WHAT YOU ARE ASKED TO DO: Leave out the pictures and repeat every record exactly.

RECORD EXCERPTS:

-*-*-

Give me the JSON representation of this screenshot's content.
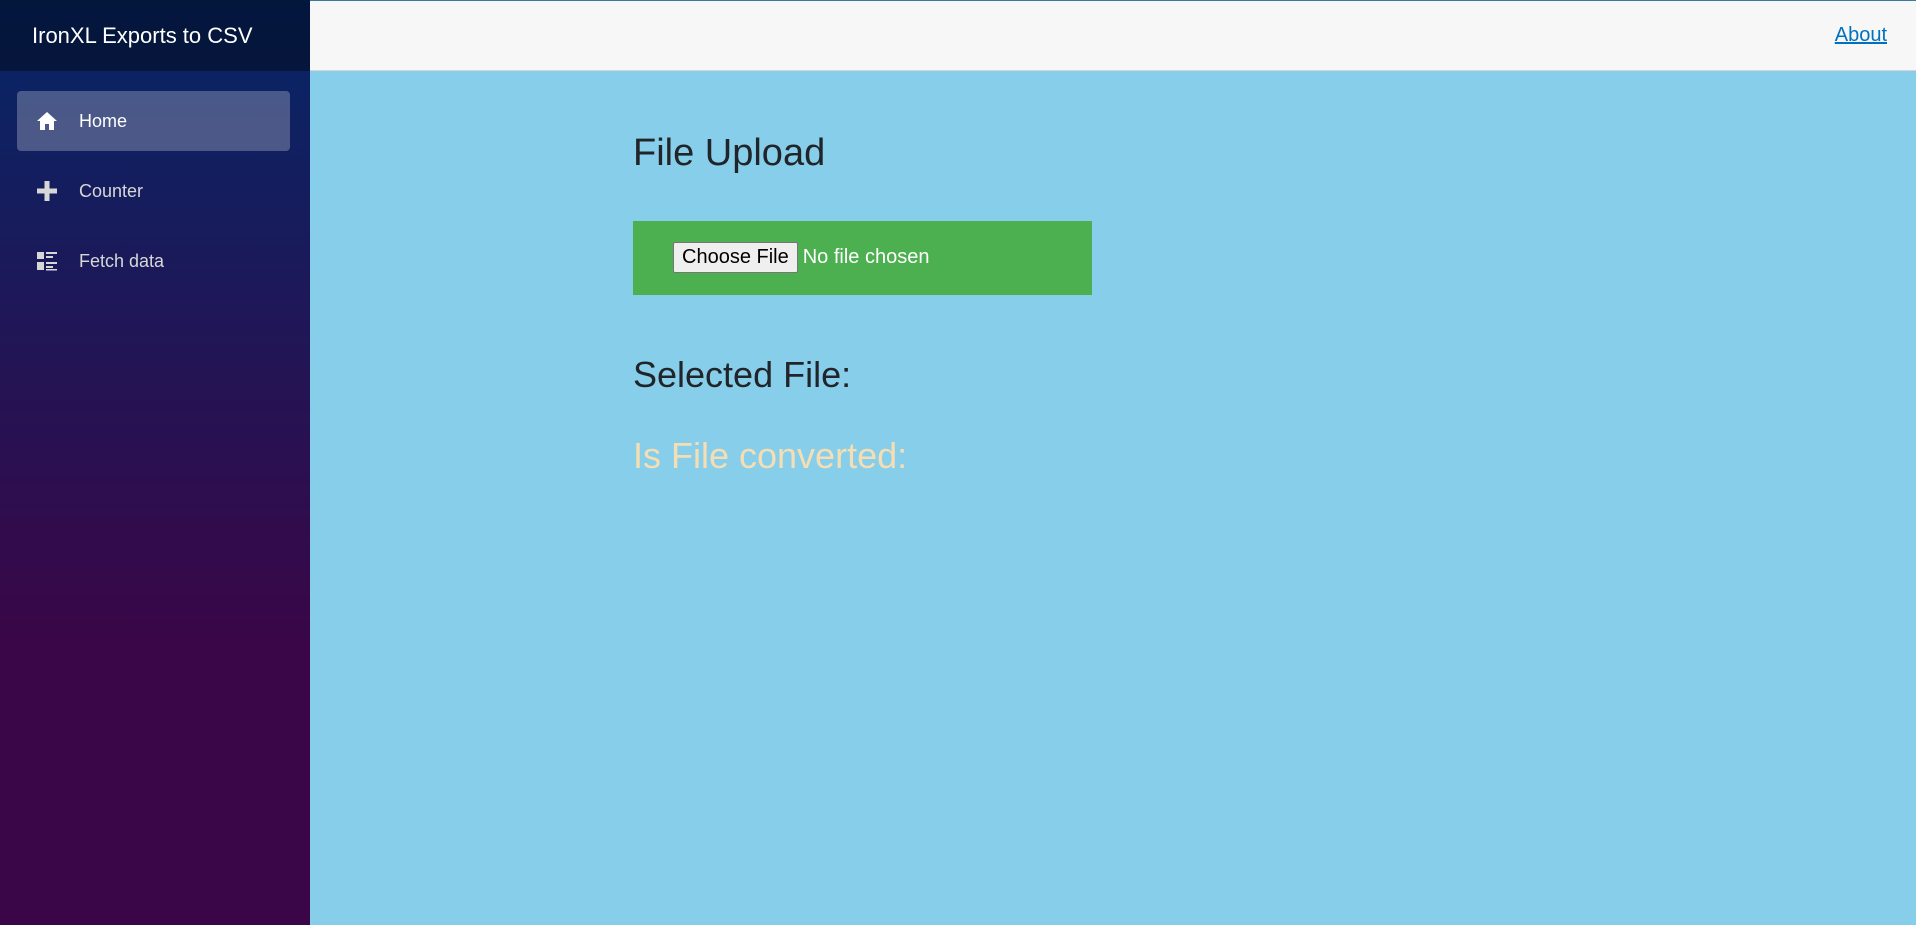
{
  "sidebar": {
    "brand": "IronXL Exports to CSV",
    "items": [
      {
        "label": "Home",
        "icon": "home-icon",
        "active": true
      },
      {
        "label": "Counter",
        "icon": "plus-icon",
        "active": false
      },
      {
        "label": "Fetch data",
        "icon": "list-icon",
        "active": false
      }
    ]
  },
  "header": {
    "about_label": "About"
  },
  "main": {
    "title": "File Upload",
    "upload": {
      "button_label": "Choose File",
      "status": "No file chosen"
    },
    "selected_file_label": "Selected File:",
    "converted_label": "Is File converted:"
  },
  "colors": {
    "content_bg": "#87ceeb",
    "upload_bg": "#4caf50",
    "converted_text": "#f5deb3",
    "link": "#0071c1"
  }
}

-*-*-

SOLUTION TO THIS TASK:
Give me the JSON representation of this screenshot's content.
{
  "sidebar": {
    "brand": "IronXL Exports to CSV",
    "items": [
      {
        "label": "Home",
        "icon": "home-icon",
        "active": true
      },
      {
        "label": "Counter",
        "icon": "plus-icon",
        "active": false
      },
      {
        "label": "Fetch data",
        "icon": "list-icon",
        "active": false
      }
    ]
  },
  "header": {
    "about_label": "About"
  },
  "main": {
    "title": "File Upload",
    "upload": {
      "button_label": "Choose File",
      "status": "No file chosen"
    },
    "selected_file_label": "Selected File:",
    "converted_label": "Is File converted:"
  },
  "colors": {
    "content_bg": "#87ceeb",
    "upload_bg": "#4caf50",
    "converted_text": "#f5deb3",
    "link": "#0071c1"
  }
}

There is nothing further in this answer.